### What is required
Each record below is to be reproduced without any change.

===== Records

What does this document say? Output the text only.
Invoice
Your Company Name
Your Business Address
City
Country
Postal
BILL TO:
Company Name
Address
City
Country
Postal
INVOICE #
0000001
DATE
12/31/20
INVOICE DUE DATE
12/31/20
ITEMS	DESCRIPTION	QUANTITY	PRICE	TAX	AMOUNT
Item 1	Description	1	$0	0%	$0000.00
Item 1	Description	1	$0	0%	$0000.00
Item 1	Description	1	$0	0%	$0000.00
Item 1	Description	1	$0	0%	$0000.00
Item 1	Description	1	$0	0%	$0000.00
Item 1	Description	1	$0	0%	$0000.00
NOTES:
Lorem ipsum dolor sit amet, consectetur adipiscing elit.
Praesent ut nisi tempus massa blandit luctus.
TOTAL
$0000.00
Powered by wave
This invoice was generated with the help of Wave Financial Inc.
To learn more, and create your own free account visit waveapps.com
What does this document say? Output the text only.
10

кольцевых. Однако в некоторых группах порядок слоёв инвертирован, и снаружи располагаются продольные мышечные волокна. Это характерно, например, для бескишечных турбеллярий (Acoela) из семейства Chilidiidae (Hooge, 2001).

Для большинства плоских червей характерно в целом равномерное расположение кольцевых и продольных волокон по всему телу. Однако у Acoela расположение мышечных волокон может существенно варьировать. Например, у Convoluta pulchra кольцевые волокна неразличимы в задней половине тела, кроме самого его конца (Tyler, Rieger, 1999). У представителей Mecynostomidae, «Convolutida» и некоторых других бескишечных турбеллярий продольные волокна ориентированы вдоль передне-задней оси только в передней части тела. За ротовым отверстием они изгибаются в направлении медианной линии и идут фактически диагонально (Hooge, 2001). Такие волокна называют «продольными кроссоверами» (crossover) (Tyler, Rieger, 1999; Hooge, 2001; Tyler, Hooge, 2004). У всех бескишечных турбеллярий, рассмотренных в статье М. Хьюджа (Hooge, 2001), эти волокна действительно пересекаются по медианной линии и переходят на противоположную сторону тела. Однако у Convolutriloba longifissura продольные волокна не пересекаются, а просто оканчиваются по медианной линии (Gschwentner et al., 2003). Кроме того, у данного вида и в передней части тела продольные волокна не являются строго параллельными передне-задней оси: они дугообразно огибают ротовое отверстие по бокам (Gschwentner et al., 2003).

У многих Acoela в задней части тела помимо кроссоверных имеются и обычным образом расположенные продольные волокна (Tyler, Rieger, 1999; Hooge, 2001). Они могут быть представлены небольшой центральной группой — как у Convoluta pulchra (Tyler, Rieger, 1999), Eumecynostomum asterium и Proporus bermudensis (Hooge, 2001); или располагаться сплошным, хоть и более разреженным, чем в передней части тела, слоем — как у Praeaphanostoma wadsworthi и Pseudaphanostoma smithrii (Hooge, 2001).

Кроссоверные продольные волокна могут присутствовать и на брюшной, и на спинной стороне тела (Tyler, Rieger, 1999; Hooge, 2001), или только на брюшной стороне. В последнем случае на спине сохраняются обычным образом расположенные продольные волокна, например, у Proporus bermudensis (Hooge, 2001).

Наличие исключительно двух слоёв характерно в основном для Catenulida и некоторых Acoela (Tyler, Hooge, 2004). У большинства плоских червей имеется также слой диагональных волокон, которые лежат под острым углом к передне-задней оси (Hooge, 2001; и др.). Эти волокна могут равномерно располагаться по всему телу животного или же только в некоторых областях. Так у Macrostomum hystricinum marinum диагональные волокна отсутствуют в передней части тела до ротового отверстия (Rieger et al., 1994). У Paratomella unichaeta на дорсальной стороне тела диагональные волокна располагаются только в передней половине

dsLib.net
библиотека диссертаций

==========

### Response to this exercise
What does this document say? Output the text only.
Invoice
Your Company Name
Your Business Address
City
Country
Postal
BILL TO:
Company Name
Address
City
Country
Postal
INVOICE #
0000001
DATE
12/31/20
INVOICE DUE DATE
12/31/20
ITEMS	DESCRIPTION	QUANTITY	PRICE	TAX	AMOUNT
Item 1	Description	1	$0	0%	$0000.00
Item 1	Description	1	$0	0%	$0000.00
Item 1	Description	1	$0	0%	$0000.00
Item 1	Description	1	$0	0%	$0000.00
Item 1	Description	1	$0	0%	$0000.00
Item 1	Description	1	$0	0%	$0000.00
NOTES:
Lorem ipsum dolor sit amet, consectetur adipiscing elit.
Praesent ut nisi tempus massa blandit luctus.
TOTAL
$0000.00
Powered by wave
This invoice was generated with the help of Wave Financial Inc.
To learn more, and create your own free account visit waveapps.com
What does this document say? Output the text only.
10

кольцевых. Однако в некоторых группах порядок слоёв инвертирован, и снаружи располагаются продольные мышечные волокна. Это характерно, например, для бескишечных турбеллярий (Acoela) из семейства Chilidiidae (Hooge, 2001).

Для большинства плоских червей характерно в целом равномерное расположение кольцевых и продольных волокон по всему телу. Однако у Acoela расположение мышечных волокон может существенно варьировать. Например, у Convoluta pulchra кольцевые волокна неразличимы в задней половине тела, кроме самого его конца (Tyler, Rieger, 1999). У представителей Mecynostomidae, «Convolutida» и некоторых других бескишечных турбеллярий продольные волокна ориентированы вдоль передне-задней оси только в передней части тела. За ротовым отверстием они изгибаются в направлении медианной линии и идут фактически диагонально (Hooge, 2001). Такие волокна называют «продольными кроссоверами» (crossover) (Tyler, Rieger, 1999; Hooge, 2001; Tyler, Hooge, 2004). У всех бескишечных турбеллярий, рассмотренных в статье М. Хьюджа (Hooge, 2001), эти волокна действительно пересекаются по медианной линии и переходят на противоположную сторону тела. Однако у Convolutriloba longifissura продольные волокна не пересекаются, а просто оканчиваются по медианной линии (Gschwentner et al., 2003). Кроме того, у данного вида и в передней части тела продольные волокна не являются строго параллельными передне-задней оси: они дугообразно огибают ротовое отверстие по бокам (Gschwentner et al., 2003).

У многих Acoela в задней части тела помимо кроссоверных имеются и обычным образом расположенные продольные волокна (Tyler, Rieger, 1999; Hooge, 2001). Они могут быть представлены небольшой центральной группой — как у Convoluta pulchra (Tyler, Rieger, 1999), Eumecynostomum asterium и Proporus bermudensis (Hooge, 2001); или располагаться сплошным, хоть и более разреженным, чем в передней части тела, слоем — как у Praeaphanostoma wadsworthi и Pseudaphanostoma smithrii (Hooge, 2001).

Кроссоверные продольные волокна могут присутствовать и на брюшной, и на спинной стороне тела (Tyler, Rieger, 1999; Hooge, 2001), или только на брюшной стороне. В последнем случае на спине сохраняются обычным образом расположенные продольные волокна, например, у Proporus bermudensis (Hooge, 2001).

Наличие исключительно двух слоёв характерно в основном для Catenulida и некоторых Acoela (Tyler, Hooge, 2004). У большинства плоских червей имеется также слой диагональных волокон, которые лежат под острым углом к передне-задней оси (Hooge, 2001; и др.). Эти волокна могут равномерно располагаться по всему телу животного или же только в некоторых областях. Так у Macrostomum hystricinum marinum диагональные волокна отсутствуют в передней части тела до ротового отверстия (Rieger et al., 1994). У Paratomella unichaeta на дорсальной стороне тела диагональные волокна располагаются только в передней половине

dsLib.net
библиотека диссертаций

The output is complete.